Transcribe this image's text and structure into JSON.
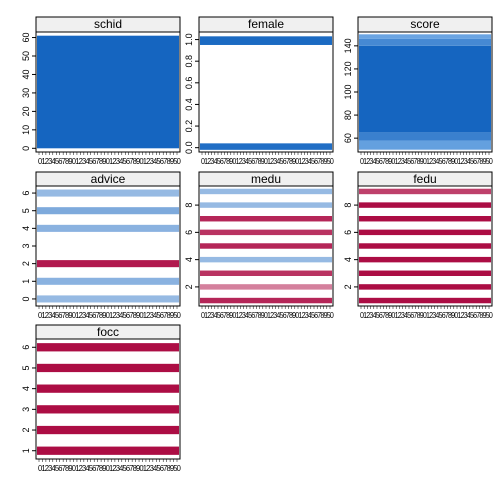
{
  "colors": {
    "blue": "#1565c0",
    "light_blue": "#8fbff0",
    "crimson": "#a8003a",
    "strip_bg": "#f0f0f0",
    "axis": "#000000"
  },
  "chart_data": [
    {
      "type": "scatter",
      "title": "schid",
      "xtick_text": "012345678901234567890123456789012345678950",
      "yticks": [
        0,
        10,
        20,
        30,
        40,
        50,
        60
      ],
      "ylim": [
        -2,
        63
      ],
      "bands": [
        {
          "from": 0,
          "to": 61,
          "level": 1.0
        }
      ],
      "grid": false
    },
    {
      "type": "scatter",
      "title": "female",
      "xtick_text": "012345678901234567890123456789012345678950",
      "yticks": [
        0.0,
        0.2,
        0.4,
        0.6,
        0.8,
        1.0
      ],
      "ylim": [
        -0.04,
        1.07
      ],
      "bands": [
        {
          "from": -0.02,
          "to": 0.04,
          "level": 0.9
        },
        {
          "from": 0.95,
          "to": 1.03,
          "level": 0.95
        }
      ],
      "grid": false
    },
    {
      "type": "scatter",
      "title": "score",
      "xtick_text": "012345678901234567890123456789012345678950",
      "yticks": [
        60,
        80,
        100,
        120,
        140
      ],
      "ylim": [
        48,
        152
      ],
      "bands": [
        {
          "from": 50,
          "to": 58,
          "level": 0.35
        },
        {
          "from": 58,
          "to": 65,
          "level": 0.7
        },
        {
          "from": 65,
          "to": 140,
          "level": 1.0
        },
        {
          "from": 140,
          "to": 146,
          "level": 0.6
        },
        {
          "from": 146,
          "to": 150,
          "level": 0.3
        }
      ],
      "grid": false
    },
    {
      "type": "scatter",
      "title": "advice",
      "xtick_text": "012345678901234567890123456789012345678950",
      "yticks": [
        0,
        1,
        2,
        3,
        4,
        5,
        6
      ],
      "ylim": [
        -0.4,
        6.4
      ],
      "bands": [
        {
          "from": -0.2,
          "to": 0.2,
          "level": 0.2
        },
        {
          "from": 0.8,
          "to": 1.2,
          "level": 0.5
        },
        {
          "from": 1.8,
          "to": 2.2,
          "level": 0.9
        },
        {
          "from": 3.8,
          "to": 4.2,
          "level": 0.5
        },
        {
          "from": 4.8,
          "to": 5.2,
          "level": 0.55
        },
        {
          "from": 5.8,
          "to": 6.2,
          "level": 0.35
        }
      ],
      "grid": false
    },
    {
      "type": "scatter",
      "title": "medu",
      "xtick_text": "012345678901234567890123456789012345678950",
      "yticks": [
        2,
        4,
        6,
        8
      ],
      "ylim": [
        0.6,
        9.4
      ],
      "bands": [
        {
          "from": 0.8,
          "to": 1.2,
          "level": 0.85
        },
        {
          "from": 1.8,
          "to": 2.2,
          "level": 0.5
        },
        {
          "from": 2.8,
          "to": 3.2,
          "level": 0.8
        },
        {
          "from": 3.8,
          "to": 4.2,
          "level": 0.35
        },
        {
          "from": 4.8,
          "to": 5.2,
          "level": 0.85
        },
        {
          "from": 5.8,
          "to": 6.2,
          "level": 0.8
        },
        {
          "from": 6.8,
          "to": 7.2,
          "level": 0.85
        },
        {
          "from": 7.8,
          "to": 8.2,
          "level": 0.3
        },
        {
          "from": 8.8,
          "to": 9.2,
          "level": 0.35
        }
      ],
      "grid": false
    },
    {
      "type": "scatter",
      "title": "fedu",
      "xtick_text": "012345678901234567890123456789012345678950",
      "yticks": [
        2,
        4,
        6,
        8
      ],
      "ylim": [
        0.6,
        9.4
      ],
      "bands": [
        {
          "from": 0.8,
          "to": 1.2,
          "level": 0.95
        },
        {
          "from": 1.8,
          "to": 2.2,
          "level": 0.95
        },
        {
          "from": 2.8,
          "to": 3.2,
          "level": 0.95
        },
        {
          "from": 3.8,
          "to": 4.2,
          "level": 0.95
        },
        {
          "from": 4.8,
          "to": 5.2,
          "level": 0.95
        },
        {
          "from": 5.8,
          "to": 6.2,
          "level": 0.95
        },
        {
          "from": 6.8,
          "to": 7.2,
          "level": 0.95
        },
        {
          "from": 7.8,
          "to": 8.2,
          "level": 0.95
        },
        {
          "from": 8.8,
          "to": 9.2,
          "level": 0.75
        }
      ],
      "grid": false
    },
    {
      "type": "scatter",
      "title": "focc",
      "xtick_text": "012345678901234567890123456789012345678950",
      "yticks": [
        1,
        2,
        3,
        4,
        5,
        6
      ],
      "ylim": [
        0.6,
        6.4
      ],
      "bands": [
        {
          "from": 0.8,
          "to": 1.2,
          "level": 0.95
        },
        {
          "from": 1.8,
          "to": 2.2,
          "level": 0.95
        },
        {
          "from": 2.8,
          "to": 3.2,
          "level": 0.95
        },
        {
          "from": 3.8,
          "to": 4.2,
          "level": 0.95
        },
        {
          "from": 4.8,
          "to": 5.2,
          "level": 0.95
        },
        {
          "from": 5.8,
          "to": 6.2,
          "level": 0.95
        }
      ],
      "grid": false
    }
  ]
}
■ ■ ■ ■ ■ ■ ■
- TASK DIRECTIONS: Excluding the pictures, reproduce every entry exactly as given.

- TASK SOLUTION:
Transcribe this image's text and structure into JSON.
{
  "colors": {
    "blue": "#1565c0",
    "light_blue": "#8fbff0",
    "crimson": "#a8003a",
    "strip_bg": "#f0f0f0",
    "axis": "#000000"
  },
  "chart_data": [
    {
      "type": "scatter",
      "title": "schid",
      "xtick_text": "012345678901234567890123456789012345678950",
      "yticks": [
        0,
        10,
        20,
        30,
        40,
        50,
        60
      ],
      "ylim": [
        -2,
        63
      ],
      "bands": [
        {
          "from": 0,
          "to": 61,
          "level": 1.0
        }
      ],
      "grid": false
    },
    {
      "type": "scatter",
      "title": "female",
      "xtick_text": "012345678901234567890123456789012345678950",
      "yticks": [
        0.0,
        0.2,
        0.4,
        0.6,
        0.8,
        1.0
      ],
      "ylim": [
        -0.04,
        1.07
      ],
      "bands": [
        {
          "from": -0.02,
          "to": 0.04,
          "level": 0.9
        },
        {
          "from": 0.95,
          "to": 1.03,
          "level": 0.95
        }
      ],
      "grid": false
    },
    {
      "type": "scatter",
      "title": "score",
      "xtick_text": "012345678901234567890123456789012345678950",
      "yticks": [
        60,
        80,
        100,
        120,
        140
      ],
      "ylim": [
        48,
        152
      ],
      "bands": [
        {
          "from": 50,
          "to": 58,
          "level": 0.35
        },
        {
          "from": 58,
          "to": 65,
          "level": 0.7
        },
        {
          "from": 65,
          "to": 140,
          "level": 1.0
        },
        {
          "from": 140,
          "to": 146,
          "level": 0.6
        },
        {
          "from": 146,
          "to": 150,
          "level": 0.3
        }
      ],
      "grid": false
    },
    {
      "type": "scatter",
      "title": "advice",
      "xtick_text": "012345678901234567890123456789012345678950",
      "yticks": [
        0,
        1,
        2,
        3,
        4,
        5,
        6
      ],
      "ylim": [
        -0.4,
        6.4
      ],
      "bands": [
        {
          "from": -0.2,
          "to": 0.2,
          "level": 0.2
        },
        {
          "from": 0.8,
          "to": 1.2,
          "level": 0.5
        },
        {
          "from": 1.8,
          "to": 2.2,
          "level": 0.9
        },
        {
          "from": 3.8,
          "to": 4.2,
          "level": 0.5
        },
        {
          "from": 4.8,
          "to": 5.2,
          "level": 0.55
        },
        {
          "from": 5.8,
          "to": 6.2,
          "level": 0.35
        }
      ],
      "grid": false
    },
    {
      "type": "scatter",
      "title": "medu",
      "xtick_text": "012345678901234567890123456789012345678950",
      "yticks": [
        2,
        4,
        6,
        8
      ],
      "ylim": [
        0.6,
        9.4
      ],
      "bands": [
        {
          "from": 0.8,
          "to": 1.2,
          "level": 0.85
        },
        {
          "from": 1.8,
          "to": 2.2,
          "level": 0.5
        },
        {
          "from": 2.8,
          "to": 3.2,
          "level": 0.8
        },
        {
          "from": 3.8,
          "to": 4.2,
          "level": 0.35
        },
        {
          "from": 4.8,
          "to": 5.2,
          "level": 0.85
        },
        {
          "from": 5.8,
          "to": 6.2,
          "level": 0.8
        },
        {
          "from": 6.8,
          "to": 7.2,
          "level": 0.85
        },
        {
          "from": 7.8,
          "to": 8.2,
          "level": 0.3
        },
        {
          "from": 8.8,
          "to": 9.2,
          "level": 0.35
        }
      ],
      "grid": false
    },
    {
      "type": "scatter",
      "title": "fedu",
      "xtick_text": "012345678901234567890123456789012345678950",
      "yticks": [
        2,
        4,
        6,
        8
      ],
      "ylim": [
        0.6,
        9.4
      ],
      "bands": [
        {
          "from": 0.8,
          "to": 1.2,
          "level": 0.95
        },
        {
          "from": 1.8,
          "to": 2.2,
          "level": 0.95
        },
        {
          "from": 2.8,
          "to": 3.2,
          "level": 0.95
        },
        {
          "from": 3.8,
          "to": 4.2,
          "level": 0.95
        },
        {
          "from": 4.8,
          "to": 5.2,
          "level": 0.95
        },
        {
          "from": 5.8,
          "to": 6.2,
          "level": 0.95
        },
        {
          "from": 6.8,
          "to": 7.2,
          "level": 0.95
        },
        {
          "from": 7.8,
          "to": 8.2,
          "level": 0.95
        },
        {
          "from": 8.8,
          "to": 9.2,
          "level": 0.75
        }
      ],
      "grid": false
    },
    {
      "type": "scatter",
      "title": "focc",
      "xtick_text": "012345678901234567890123456789012345678950",
      "yticks": [
        1,
        2,
        3,
        4,
        5,
        6
      ],
      "ylim": [
        0.6,
        6.4
      ],
      "bands": [
        {
          "from": 0.8,
          "to": 1.2,
          "level": 0.95
        },
        {
          "from": 1.8,
          "to": 2.2,
          "level": 0.95
        },
        {
          "from": 2.8,
          "to": 3.2,
          "level": 0.95
        },
        {
          "from": 3.8,
          "to": 4.2,
          "level": 0.95
        },
        {
          "from": 4.8,
          "to": 5.2,
          "level": 0.95
        },
        {
          "from": 5.8,
          "to": 6.2,
          "level": 0.95
        }
      ],
      "grid": false
    }
  ]
}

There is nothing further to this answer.